[DATASET EXCERPTS]
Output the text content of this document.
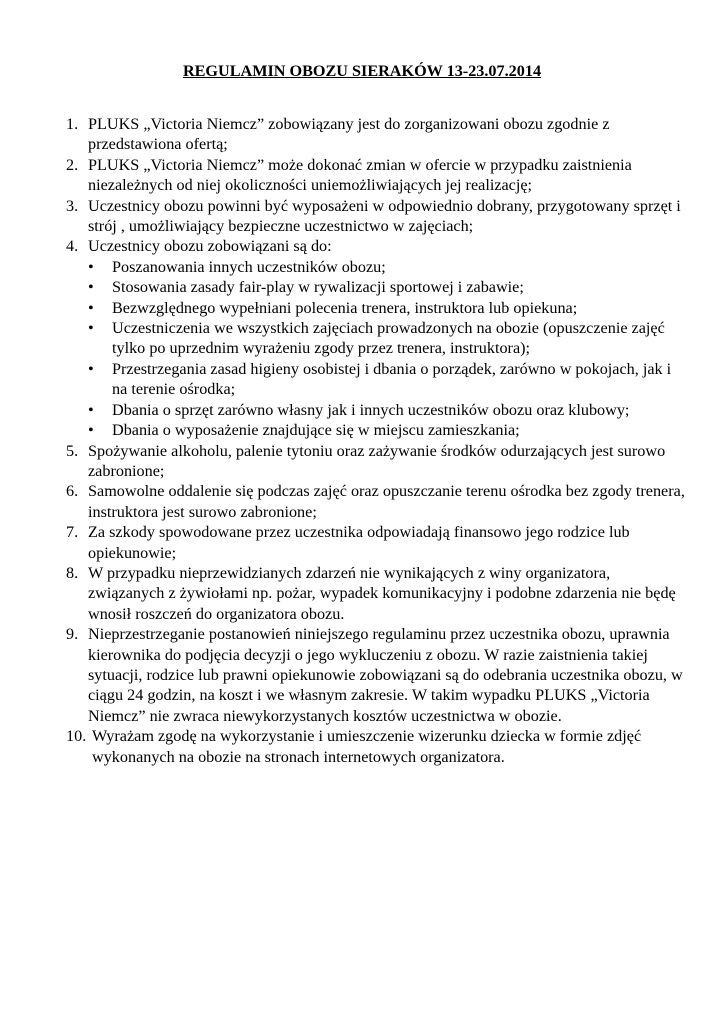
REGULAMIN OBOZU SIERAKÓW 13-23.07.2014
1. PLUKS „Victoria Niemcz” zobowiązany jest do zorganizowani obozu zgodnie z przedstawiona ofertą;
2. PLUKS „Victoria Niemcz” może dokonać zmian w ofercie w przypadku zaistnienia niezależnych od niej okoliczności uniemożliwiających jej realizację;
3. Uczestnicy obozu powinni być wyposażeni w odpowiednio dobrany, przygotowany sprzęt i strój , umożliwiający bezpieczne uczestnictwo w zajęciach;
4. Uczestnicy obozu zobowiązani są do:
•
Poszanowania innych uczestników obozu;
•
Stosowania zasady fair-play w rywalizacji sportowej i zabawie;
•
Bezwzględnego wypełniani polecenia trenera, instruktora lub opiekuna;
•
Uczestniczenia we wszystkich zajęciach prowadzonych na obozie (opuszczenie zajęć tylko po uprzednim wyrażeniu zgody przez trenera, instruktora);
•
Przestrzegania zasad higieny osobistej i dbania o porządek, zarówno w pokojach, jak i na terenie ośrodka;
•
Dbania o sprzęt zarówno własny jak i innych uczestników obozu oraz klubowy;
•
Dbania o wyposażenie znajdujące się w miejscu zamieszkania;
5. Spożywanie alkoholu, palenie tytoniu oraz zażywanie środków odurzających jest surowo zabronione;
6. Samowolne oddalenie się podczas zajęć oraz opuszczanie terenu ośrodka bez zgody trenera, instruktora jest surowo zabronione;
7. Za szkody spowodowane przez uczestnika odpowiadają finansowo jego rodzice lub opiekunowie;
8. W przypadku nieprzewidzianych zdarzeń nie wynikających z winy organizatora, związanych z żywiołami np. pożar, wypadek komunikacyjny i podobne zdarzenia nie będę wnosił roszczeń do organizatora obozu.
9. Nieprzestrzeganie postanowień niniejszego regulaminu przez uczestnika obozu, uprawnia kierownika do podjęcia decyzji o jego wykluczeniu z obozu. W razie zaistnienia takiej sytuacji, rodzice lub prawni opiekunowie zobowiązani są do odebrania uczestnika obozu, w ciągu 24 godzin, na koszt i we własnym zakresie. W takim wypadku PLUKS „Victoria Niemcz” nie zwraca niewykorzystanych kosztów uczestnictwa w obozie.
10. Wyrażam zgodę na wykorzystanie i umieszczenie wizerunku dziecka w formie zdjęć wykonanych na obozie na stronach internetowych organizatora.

[GOAL OF THE EXERCISE] Using the listing above, show every line that includes the string "jego".

[OUTPUT FOR THIS TASK]
7. Za szkody spowodowane przez uczestnika odpowiadają finansowo jego rodzice lub opiekunowie;
9. Nieprzestrzeganie postanowień niniejszego regulaminu przez uczestnika obozu, uprawnia kierownika do podjęcia decyzji o jego wykluczeniu z obozu. W razie zaistnienia takiej sytuacji, rodzice lub prawni opiekunowie zobowiązani są do odebrania uczestnika obozu, w ciągu 24 godzin, na koszt i we własnym zakresie. W takim wypadku PLUKS „Victoria Niemcz” nie zwraca niewykorzystanych kosztów uczestnictwa w obozie.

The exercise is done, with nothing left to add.